Task brief:
Every line below should be repeated exactly.

(Collection entries)
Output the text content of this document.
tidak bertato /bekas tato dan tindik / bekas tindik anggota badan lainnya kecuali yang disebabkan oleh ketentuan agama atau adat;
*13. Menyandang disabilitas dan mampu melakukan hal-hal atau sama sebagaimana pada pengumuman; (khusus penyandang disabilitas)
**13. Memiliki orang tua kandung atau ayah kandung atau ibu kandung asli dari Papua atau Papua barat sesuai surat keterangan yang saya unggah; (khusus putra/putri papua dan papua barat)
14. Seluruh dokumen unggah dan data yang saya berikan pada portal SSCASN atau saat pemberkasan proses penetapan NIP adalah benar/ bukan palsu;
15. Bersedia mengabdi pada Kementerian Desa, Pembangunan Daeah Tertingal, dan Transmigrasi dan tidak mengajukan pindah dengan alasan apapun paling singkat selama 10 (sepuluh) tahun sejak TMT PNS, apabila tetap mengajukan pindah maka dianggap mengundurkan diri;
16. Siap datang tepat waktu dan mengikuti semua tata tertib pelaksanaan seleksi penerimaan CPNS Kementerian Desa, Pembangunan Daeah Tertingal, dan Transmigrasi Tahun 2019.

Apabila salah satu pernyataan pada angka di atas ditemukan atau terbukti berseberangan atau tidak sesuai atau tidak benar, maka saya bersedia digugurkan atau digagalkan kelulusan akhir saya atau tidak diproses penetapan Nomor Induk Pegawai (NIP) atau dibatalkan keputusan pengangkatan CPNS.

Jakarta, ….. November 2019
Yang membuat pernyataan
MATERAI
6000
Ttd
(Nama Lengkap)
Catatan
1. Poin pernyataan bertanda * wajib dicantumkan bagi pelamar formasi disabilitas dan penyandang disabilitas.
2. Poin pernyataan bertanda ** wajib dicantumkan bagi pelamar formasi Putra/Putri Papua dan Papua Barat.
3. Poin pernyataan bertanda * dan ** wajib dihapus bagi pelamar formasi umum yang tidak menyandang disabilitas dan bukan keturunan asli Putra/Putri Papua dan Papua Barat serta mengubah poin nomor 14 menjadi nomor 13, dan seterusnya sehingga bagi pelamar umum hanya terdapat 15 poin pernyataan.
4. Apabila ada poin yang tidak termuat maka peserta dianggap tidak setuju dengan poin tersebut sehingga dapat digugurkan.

Answer in full:
Output the text content of this document.
tidak bertato /bekas tato dan tindik / bekas tindik anggota badan lainnya kecuali yang disebabkan oleh ketentuan agama atau adat;
*13. Menyandang disabilitas dan mampu melakukan hal-hal atau sama sebagaimana pada pengumuman; (khusus penyandang disabilitas)
**13. Memiliki orang tua kandung atau ayah kandung atau ibu kandung asli dari Papua atau Papua barat sesuai surat keterangan yang saya unggah; (khusus putra/putri papua dan papua barat)
14. Seluruh dokumen unggah dan data yang saya berikan pada portal SSCASN atau saat pemberkasan proses penetapan NIP adalah benar/ bukan palsu;
15. Bersedia mengabdi pada Kementerian Desa, Pembangunan Daeah Tertingal, dan Transmigrasi dan tidak mengajukan pindah dengan alasan apapun paling singkat selama 10 (sepuluh) tahun sejak TMT PNS, apabila tetap mengajukan pindah maka dianggap mengundurkan diri;
16. Siap datang tepat waktu dan mengikuti semua tata tertib pelaksanaan seleksi penerimaan CPNS Kementerian Desa, Pembangunan Daeah Tertingal, dan Transmigrasi Tahun 2019.

Apabila salah satu pernyataan pada angka di atas ditemukan atau terbukti berseberangan atau tidak sesuai atau tidak benar, maka saya bersedia digugurkan atau digagalkan kelulusan akhir saya atau tidak diproses penetapan Nomor Induk Pegawai (NIP) atau dibatalkan keputusan pengangkatan CPNS.

Jakarta, ….. November 2019
Yang membuat pernyataan
MATERAI
6000
Ttd
(Nama Lengkap)
Catatan
1. Poin pernyataan bertanda * wajib dicantumkan bagi pelamar formasi disabilitas dan penyandang disabilitas.
2. Poin pernyataan bertanda ** wajib dicantumkan bagi pelamar formasi Putra/Putri Papua dan Papua Barat.
3. Poin pernyataan bertanda * dan ** wajib dihapus bagi pelamar formasi umum yang tidak menyandang disabilitas dan bukan keturunan asli Putra/Putri Papua dan Papua Barat serta mengubah poin nomor 14 menjadi nomor 13, dan seterusnya sehingga bagi pelamar umum hanya terdapat 15 poin pernyataan.
4. Apabila ada poin yang tidak termuat maka peserta dianggap tidak setuju dengan poin tersebut sehingga dapat digugurkan.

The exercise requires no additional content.